=== Task requirements ===
Please repeat the records below, switching each "Event Name" to "Event Type" and leaving everything else as it is.

=== Entries provided ===
-- Begin --
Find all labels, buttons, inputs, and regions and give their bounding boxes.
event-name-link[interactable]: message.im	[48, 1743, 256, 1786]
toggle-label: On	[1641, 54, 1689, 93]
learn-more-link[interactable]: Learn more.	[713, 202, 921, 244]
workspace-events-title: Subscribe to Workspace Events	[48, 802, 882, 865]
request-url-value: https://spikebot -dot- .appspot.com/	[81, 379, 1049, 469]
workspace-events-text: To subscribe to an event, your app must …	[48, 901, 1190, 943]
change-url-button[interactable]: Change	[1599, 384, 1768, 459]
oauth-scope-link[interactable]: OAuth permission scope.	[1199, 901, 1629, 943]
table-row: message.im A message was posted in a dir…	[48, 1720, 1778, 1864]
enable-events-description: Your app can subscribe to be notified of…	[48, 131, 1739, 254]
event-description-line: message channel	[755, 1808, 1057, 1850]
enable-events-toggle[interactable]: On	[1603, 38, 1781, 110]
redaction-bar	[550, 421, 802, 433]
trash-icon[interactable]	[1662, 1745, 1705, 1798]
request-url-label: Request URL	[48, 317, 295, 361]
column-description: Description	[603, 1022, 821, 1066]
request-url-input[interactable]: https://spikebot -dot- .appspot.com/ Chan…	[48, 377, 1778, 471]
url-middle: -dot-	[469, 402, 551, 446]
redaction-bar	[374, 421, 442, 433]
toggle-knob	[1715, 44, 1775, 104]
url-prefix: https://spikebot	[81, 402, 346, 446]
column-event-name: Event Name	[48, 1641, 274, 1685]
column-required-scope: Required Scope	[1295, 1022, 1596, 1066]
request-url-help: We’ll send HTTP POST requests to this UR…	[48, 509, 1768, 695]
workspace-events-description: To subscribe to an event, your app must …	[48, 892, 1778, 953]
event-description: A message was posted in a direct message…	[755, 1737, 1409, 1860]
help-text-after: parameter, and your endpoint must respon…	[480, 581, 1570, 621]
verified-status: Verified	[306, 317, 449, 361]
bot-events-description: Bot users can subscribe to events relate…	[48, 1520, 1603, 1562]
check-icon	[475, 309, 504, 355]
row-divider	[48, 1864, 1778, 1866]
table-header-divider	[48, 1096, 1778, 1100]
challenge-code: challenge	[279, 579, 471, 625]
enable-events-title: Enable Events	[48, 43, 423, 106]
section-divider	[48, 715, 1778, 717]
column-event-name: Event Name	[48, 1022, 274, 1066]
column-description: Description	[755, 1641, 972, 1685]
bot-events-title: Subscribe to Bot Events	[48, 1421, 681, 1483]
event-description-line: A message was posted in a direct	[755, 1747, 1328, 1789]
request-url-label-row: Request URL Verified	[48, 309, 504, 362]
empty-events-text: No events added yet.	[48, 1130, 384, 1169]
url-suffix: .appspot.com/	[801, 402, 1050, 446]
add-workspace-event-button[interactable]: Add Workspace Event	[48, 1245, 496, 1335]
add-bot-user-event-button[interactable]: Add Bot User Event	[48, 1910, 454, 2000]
-- End --
=== Task output ===
Find all labels, buttons, inputs, and regions and give their bounding boxes.
event-name-link[interactable]: message.im	[48, 1743, 256, 1786]
toggle-label: On	[1641, 54, 1689, 93]
learn-more-link[interactable]: Learn more.	[713, 202, 921, 244]
workspace-events-title: Subscribe to Workspace Events	[48, 802, 882, 865]
request-url-value: https://spikebot -dot- .appspot.com/	[81, 379, 1049, 469]
workspace-events-text: To subscribe to an event, your app must …	[48, 901, 1190, 943]
change-url-button[interactable]: Change	[1599, 384, 1768, 459]
oauth-scope-link[interactable]: OAuth permission scope.	[1199, 901, 1629, 943]
table-row: message.im A message was posted in a dir…	[48, 1720, 1778, 1864]
enable-events-description: Your app can subscribe to be notified of…	[48, 131, 1739, 254]
event-description-line: message channel	[755, 1808, 1057, 1850]
enable-events-toggle[interactable]: On	[1603, 38, 1781, 110]
redaction-bar	[550, 421, 802, 433]
trash-icon[interactable]	[1662, 1745, 1705, 1798]
request-url-label: Request URL	[48, 317, 295, 361]
column-description: Description	[603, 1022, 821, 1066]
request-url-input[interactable]: https://spikebot -dot- .appspot.com/ Chan…	[48, 377, 1778, 471]
url-middle: -dot-	[469, 402, 551, 446]
redaction-bar	[374, 421, 442, 433]
toggle-knob	[1715, 44, 1775, 104]
url-prefix: https://spikebot	[81, 402, 346, 446]
column-event-name: Event Type	[48, 1641, 274, 1685]
column-required-scope: Required Scope	[1295, 1022, 1596, 1066]
request-url-help: We’ll send HTTP POST requests to this UR…	[48, 509, 1768, 695]
workspace-events-description: To subscribe to an event, your app must …	[48, 892, 1778, 953]
event-description: A message was posted in a direct message…	[755, 1737, 1409, 1860]
help-text-after: parameter, and your endpoint must respon…	[480, 581, 1570, 621]
verified-status: Verified	[306, 317, 449, 361]
bot-events-description: Bot users can subscribe to events relate…	[48, 1520, 1603, 1562]
check-icon	[475, 309, 504, 355]
row-divider	[48, 1864, 1778, 1866]
table-header-divider	[48, 1096, 1778, 1100]
challenge-code: challenge	[279, 579, 471, 625]
enable-events-title: Enable Events	[48, 43, 423, 106]
section-divider	[48, 715, 1778, 717]
column-event-name: Event Type	[48, 1022, 274, 1066]
column-description: Description	[755, 1641, 972, 1685]
bot-events-title: Subscribe to Bot Events	[48, 1421, 681, 1483]
event-description-line: A message was posted in a direct	[755, 1747, 1328, 1789]
request-url-label-row: Request URL Verified	[48, 309, 504, 362]
empty-events-text: No events added yet.	[48, 1130, 384, 1169]
url-suffix: .appspot.com/	[801, 402, 1050, 446]
add-workspace-event-button[interactable]: Add Workspace Event	[48, 1245, 496, 1335]
add-bot-user-event-button[interactable]: Add Bot User Event	[48, 1910, 454, 2000]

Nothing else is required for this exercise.